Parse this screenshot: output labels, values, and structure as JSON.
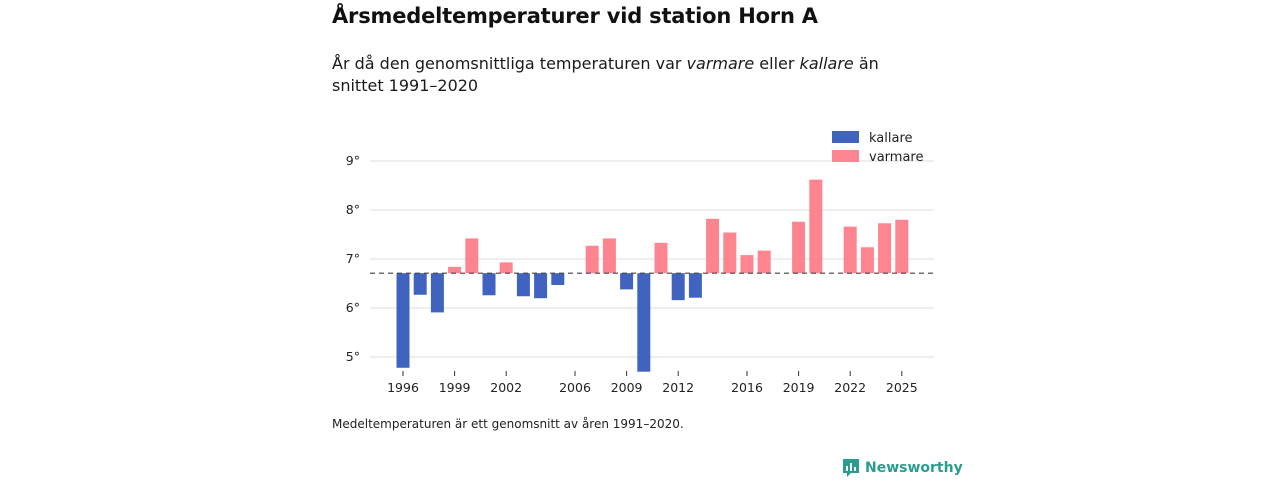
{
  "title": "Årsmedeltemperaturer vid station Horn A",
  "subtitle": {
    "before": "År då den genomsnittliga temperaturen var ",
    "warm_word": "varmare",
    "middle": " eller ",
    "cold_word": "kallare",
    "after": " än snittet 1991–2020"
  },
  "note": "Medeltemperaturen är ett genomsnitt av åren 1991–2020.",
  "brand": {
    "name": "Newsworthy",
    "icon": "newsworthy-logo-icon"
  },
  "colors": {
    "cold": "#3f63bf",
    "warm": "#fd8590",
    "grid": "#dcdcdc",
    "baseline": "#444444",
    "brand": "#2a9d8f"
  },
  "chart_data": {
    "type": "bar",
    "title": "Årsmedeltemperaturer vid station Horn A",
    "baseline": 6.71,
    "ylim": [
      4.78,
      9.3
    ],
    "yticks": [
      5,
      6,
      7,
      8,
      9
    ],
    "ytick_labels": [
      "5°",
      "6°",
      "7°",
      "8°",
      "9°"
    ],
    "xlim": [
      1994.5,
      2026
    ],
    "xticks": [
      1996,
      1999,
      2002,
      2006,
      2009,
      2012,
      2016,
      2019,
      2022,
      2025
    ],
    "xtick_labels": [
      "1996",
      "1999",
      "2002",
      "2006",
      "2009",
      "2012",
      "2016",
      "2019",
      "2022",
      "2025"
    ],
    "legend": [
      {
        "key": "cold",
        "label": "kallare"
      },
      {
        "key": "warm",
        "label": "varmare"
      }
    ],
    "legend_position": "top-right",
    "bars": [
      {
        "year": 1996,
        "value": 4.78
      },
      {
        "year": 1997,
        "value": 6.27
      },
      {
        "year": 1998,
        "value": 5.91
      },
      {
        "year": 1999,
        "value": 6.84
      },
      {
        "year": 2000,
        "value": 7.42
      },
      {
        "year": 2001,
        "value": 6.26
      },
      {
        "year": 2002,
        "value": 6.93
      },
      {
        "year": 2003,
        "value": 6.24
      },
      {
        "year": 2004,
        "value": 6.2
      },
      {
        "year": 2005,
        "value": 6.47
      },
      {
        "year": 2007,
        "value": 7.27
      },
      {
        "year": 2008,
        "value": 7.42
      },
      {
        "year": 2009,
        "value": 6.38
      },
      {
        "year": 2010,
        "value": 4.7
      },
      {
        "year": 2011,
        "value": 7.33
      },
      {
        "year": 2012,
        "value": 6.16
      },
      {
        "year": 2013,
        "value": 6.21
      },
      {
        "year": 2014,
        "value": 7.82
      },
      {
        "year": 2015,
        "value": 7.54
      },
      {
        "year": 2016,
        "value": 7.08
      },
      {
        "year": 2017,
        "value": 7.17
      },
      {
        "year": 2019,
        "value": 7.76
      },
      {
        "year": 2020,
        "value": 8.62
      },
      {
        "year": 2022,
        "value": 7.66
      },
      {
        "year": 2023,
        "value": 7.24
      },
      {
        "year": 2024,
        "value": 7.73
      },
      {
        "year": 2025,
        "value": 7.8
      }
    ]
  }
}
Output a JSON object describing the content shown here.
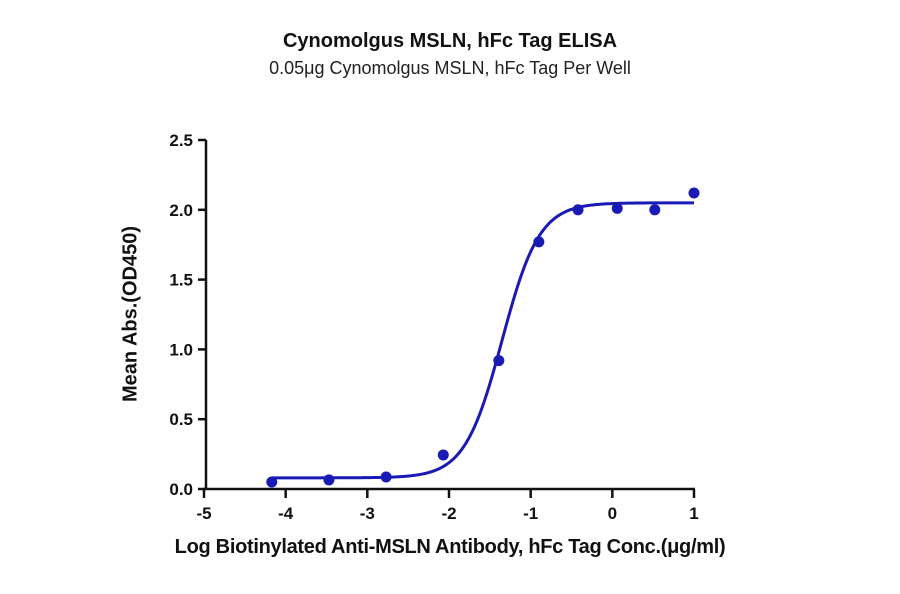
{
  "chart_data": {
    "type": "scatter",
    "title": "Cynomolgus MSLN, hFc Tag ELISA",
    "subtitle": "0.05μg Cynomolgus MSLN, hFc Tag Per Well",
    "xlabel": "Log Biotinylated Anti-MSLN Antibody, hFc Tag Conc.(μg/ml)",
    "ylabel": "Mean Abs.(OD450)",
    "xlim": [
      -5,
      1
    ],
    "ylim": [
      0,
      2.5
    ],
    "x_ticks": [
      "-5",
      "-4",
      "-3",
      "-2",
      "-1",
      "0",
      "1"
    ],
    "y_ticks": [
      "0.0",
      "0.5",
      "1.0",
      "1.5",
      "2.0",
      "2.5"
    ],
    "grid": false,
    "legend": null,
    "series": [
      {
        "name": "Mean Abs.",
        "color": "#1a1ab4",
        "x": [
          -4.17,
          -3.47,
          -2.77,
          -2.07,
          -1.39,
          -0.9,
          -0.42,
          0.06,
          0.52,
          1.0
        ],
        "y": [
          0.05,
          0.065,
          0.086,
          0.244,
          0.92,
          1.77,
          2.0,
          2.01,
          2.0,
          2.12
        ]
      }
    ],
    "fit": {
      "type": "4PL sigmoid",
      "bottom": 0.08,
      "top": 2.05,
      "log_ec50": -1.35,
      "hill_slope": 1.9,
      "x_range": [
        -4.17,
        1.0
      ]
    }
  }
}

····················

* What you are asked to do:
Omit the pictures and reproduce the listing exactly.

* Exercise answer:
Parse this screenshot: output labels, values, and structure as JSON.
{
  "title": "Årsmedeltemperaturer vid station Horn A",
  "subtitle": {
    "before": "År då den genomsnittliga temperaturen var ",
    "warm_word": "varmare",
    "middle": " eller ",
    "cold_word": "kallare",
    "after": " än snittet 1991–2020"
  },
  "note": "Medeltemperaturen är ett genomsnitt av åren 1991–2020.",
  "brand": {
    "name": "Newsworthy",
    "icon": "newsworthy-logo-icon"
  },
  "colors": {
    "cold": "#3f63bf",
    "warm": "#fd8590",
    "grid": "#dcdcdc",
    "baseline": "#444444",
    "brand": "#2a9d8f"
  },
  "chart_data": {
    "type": "bar",
    "title": "Årsmedeltemperaturer vid station Horn A",
    "baseline": 6.71,
    "ylim": [
      4.78,
      9.3
    ],
    "yticks": [
      5,
      6,
      7,
      8,
      9
    ],
    "ytick_labels": [
      "5°",
      "6°",
      "7°",
      "8°",
      "9°"
    ],
    "xlim": [
      1994.5,
      2026
    ],
    "xticks": [
      1996,
      1999,
      2002,
      2006,
      2009,
      2012,
      2016,
      2019,
      2022,
      2025
    ],
    "xtick_labels": [
      "1996",
      "1999",
      "2002",
      "2006",
      "2009",
      "2012",
      "2016",
      "2019",
      "2022",
      "2025"
    ],
    "legend": [
      {
        "key": "cold",
        "label": "kallare"
      },
      {
        "key": "warm",
        "label": "varmare"
      }
    ],
    "legend_position": "top-right",
    "bars": [
      {
        "year": 1996,
        "value": 4.78
      },
      {
        "year": 1997,
        "value": 6.27
      },
      {
        "year": 1998,
        "value": 5.91
      },
      {
        "year": 1999,
        "value": 6.84
      },
      {
        "year": 2000,
        "value": 7.42
      },
      {
        "year": 2001,
        "value": 6.26
      },
      {
        "year": 2002,
        "value": 6.93
      },
      {
        "year": 2003,
        "value": 6.24
      },
      {
        "year": 2004,
        "value": 6.2
      },
      {
        "year": 2005,
        "value": 6.47
      },
      {
        "year": 2007,
        "value": 7.27
      },
      {
        "year": 2008,
        "value": 7.42
      },
      {
        "year": 2009,
        "value": 6.38
      },
      {
        "year": 2010,
        "value": 4.7
      },
      {
        "year": 2011,
        "value": 7.33
      },
      {
        "year": 2012,
        "value": 6.16
      },
      {
        "year": 2013,
        "value": 6.21
      },
      {
        "year": 2014,
        "value": 7.82
      },
      {
        "year": 2015,
        "value": 7.54
      },
      {
        "year": 2016,
        "value": 7.08
      },
      {
        "year": 2017,
        "value": 7.17
      },
      {
        "year": 2019,
        "value": 7.76
      },
      {
        "year": 2020,
        "value": 8.62
      },
      {
        "year": 2022,
        "value": 7.66
      },
      {
        "year": 2023,
        "value": 7.24
      },
      {
        "year": 2024,
        "value": 7.73
      },
      {
        "year": 2025,
        "value": 7.8
      }
    ]
  }
}
Output a JSON object describing the content shown here.
{
  "chart_data": {
    "type": "scatter",
    "title": "Cynomolgus MSLN, hFc Tag ELISA",
    "subtitle": "0.05μg Cynomolgus MSLN, hFc Tag Per Well",
    "xlabel": "Log Biotinylated Anti-MSLN Antibody, hFc Tag Conc.(μg/ml)",
    "ylabel": "Mean Abs.(OD450)",
    "xlim": [
      -5,
      1
    ],
    "ylim": [
      0,
      2.5
    ],
    "x_ticks": [
      "-5",
      "-4",
      "-3",
      "-2",
      "-1",
      "0",
      "1"
    ],
    "y_ticks": [
      "0.0",
      "0.5",
      "1.0",
      "1.5",
      "2.0",
      "2.5"
    ],
    "grid": false,
    "legend": null,
    "series": [
      {
        "name": "Mean Abs.",
        "color": "#1a1ab4",
        "x": [
          -4.17,
          -3.47,
          -2.77,
          -2.07,
          -1.39,
          -0.9,
          -0.42,
          0.06,
          0.52,
          1.0
        ],
        "y": [
          0.05,
          0.065,
          0.086,
          0.244,
          0.92,
          1.77,
          2.0,
          2.01,
          2.0,
          2.12
        ]
      }
    ],
    "fit": {
      "type": "4PL sigmoid",
      "bottom": 0.08,
      "top": 2.05,
      "log_ec50": -1.35,
      "hill_slope": 1.9,
      "x_range": [
        -4.17,
        1.0
      ]
    }
  }
}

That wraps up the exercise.